Stated problem => Scan the lines below for the string "vitesse" and report how many lines contain it, giving only the number.

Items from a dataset
## Begin
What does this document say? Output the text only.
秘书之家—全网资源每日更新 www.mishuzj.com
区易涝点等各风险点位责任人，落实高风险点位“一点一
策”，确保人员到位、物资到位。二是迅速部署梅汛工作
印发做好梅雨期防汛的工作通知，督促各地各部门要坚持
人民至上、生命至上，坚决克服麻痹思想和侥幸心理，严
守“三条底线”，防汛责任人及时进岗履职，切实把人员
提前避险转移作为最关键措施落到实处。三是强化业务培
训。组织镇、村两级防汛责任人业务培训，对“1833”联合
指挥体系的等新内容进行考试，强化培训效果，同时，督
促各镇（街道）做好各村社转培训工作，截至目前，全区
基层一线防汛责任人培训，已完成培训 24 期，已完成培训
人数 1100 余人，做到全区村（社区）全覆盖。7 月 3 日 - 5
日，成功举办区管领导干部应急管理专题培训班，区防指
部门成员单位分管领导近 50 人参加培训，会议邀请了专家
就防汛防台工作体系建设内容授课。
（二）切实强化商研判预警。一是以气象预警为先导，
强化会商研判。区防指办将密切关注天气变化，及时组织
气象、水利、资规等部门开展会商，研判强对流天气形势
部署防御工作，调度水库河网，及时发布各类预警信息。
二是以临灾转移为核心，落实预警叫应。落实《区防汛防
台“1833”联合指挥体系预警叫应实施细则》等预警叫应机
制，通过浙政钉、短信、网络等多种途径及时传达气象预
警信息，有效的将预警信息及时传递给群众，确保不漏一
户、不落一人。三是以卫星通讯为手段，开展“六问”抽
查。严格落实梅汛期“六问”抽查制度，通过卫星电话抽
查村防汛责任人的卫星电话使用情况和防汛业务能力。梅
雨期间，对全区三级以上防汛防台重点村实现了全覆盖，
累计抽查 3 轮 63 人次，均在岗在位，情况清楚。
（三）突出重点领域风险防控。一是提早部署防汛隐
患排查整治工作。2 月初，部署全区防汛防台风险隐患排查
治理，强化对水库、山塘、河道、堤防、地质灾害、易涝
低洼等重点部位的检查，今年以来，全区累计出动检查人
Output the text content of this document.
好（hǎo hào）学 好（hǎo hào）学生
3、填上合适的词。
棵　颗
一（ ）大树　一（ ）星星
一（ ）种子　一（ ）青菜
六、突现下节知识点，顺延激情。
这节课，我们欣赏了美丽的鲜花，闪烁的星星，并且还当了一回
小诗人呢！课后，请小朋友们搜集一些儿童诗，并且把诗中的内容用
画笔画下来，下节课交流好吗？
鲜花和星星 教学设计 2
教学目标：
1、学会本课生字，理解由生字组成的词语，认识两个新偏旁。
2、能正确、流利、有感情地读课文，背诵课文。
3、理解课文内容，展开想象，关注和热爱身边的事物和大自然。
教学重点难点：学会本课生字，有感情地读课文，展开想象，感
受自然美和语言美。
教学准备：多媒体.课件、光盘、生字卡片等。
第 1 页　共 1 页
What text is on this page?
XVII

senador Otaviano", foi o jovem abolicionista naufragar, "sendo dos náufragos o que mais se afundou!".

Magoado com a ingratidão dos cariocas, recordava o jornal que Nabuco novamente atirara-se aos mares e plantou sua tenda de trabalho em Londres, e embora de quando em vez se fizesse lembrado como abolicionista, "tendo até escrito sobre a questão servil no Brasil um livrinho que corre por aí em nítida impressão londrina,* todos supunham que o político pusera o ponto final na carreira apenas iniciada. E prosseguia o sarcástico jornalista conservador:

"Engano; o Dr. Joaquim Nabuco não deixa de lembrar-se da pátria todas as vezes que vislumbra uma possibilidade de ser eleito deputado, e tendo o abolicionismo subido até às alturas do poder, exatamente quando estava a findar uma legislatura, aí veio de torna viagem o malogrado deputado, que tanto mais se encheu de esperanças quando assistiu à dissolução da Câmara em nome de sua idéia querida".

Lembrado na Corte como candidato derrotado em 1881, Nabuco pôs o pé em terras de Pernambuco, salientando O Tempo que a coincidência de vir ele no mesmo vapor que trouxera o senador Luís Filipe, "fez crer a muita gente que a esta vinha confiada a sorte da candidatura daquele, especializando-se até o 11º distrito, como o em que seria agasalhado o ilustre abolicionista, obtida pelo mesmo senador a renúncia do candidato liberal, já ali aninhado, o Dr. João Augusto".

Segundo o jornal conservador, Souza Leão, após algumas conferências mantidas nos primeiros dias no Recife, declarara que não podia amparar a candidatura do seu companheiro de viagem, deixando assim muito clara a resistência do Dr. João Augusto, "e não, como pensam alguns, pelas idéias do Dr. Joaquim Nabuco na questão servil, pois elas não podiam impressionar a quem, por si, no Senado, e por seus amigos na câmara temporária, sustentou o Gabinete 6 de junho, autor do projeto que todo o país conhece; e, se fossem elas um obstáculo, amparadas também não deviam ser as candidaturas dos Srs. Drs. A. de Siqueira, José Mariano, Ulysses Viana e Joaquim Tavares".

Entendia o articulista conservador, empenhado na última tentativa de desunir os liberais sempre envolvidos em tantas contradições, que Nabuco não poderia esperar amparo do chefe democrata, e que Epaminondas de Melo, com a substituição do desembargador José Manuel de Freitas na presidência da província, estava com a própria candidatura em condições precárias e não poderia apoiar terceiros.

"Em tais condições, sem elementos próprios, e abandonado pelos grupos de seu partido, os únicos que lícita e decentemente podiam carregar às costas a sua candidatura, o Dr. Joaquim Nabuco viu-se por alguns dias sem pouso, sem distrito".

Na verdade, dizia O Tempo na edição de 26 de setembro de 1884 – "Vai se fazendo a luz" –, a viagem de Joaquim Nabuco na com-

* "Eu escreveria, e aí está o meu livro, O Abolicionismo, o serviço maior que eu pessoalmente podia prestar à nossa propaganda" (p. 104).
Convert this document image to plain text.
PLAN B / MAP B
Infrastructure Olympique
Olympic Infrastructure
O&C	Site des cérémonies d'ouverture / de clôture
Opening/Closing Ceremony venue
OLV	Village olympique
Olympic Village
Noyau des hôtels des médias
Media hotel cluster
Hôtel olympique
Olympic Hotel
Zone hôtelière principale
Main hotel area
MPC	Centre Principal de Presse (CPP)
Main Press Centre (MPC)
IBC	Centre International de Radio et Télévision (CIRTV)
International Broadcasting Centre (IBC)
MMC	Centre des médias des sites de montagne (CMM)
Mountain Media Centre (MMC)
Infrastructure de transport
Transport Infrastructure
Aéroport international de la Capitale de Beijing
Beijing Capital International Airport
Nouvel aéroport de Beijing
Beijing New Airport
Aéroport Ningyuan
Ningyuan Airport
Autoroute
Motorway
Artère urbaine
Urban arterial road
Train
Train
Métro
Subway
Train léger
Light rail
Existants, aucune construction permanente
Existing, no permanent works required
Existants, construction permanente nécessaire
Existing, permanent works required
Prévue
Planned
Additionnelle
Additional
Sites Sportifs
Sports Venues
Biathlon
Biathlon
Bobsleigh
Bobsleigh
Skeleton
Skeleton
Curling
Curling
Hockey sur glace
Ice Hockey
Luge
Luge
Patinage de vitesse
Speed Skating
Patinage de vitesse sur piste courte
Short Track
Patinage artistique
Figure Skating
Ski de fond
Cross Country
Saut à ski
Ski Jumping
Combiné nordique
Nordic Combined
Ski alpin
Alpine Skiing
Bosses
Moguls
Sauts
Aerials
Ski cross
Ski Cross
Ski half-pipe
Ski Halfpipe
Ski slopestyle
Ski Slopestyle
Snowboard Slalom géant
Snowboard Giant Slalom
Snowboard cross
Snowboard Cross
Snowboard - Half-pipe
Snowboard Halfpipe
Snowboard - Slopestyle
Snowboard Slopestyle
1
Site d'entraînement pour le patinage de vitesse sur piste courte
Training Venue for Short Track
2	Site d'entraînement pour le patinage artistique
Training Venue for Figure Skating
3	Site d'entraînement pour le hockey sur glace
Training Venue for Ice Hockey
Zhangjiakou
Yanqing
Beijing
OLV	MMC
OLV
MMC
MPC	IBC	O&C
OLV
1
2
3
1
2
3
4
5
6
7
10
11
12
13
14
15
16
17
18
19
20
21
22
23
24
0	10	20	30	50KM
## End
Solution below => 3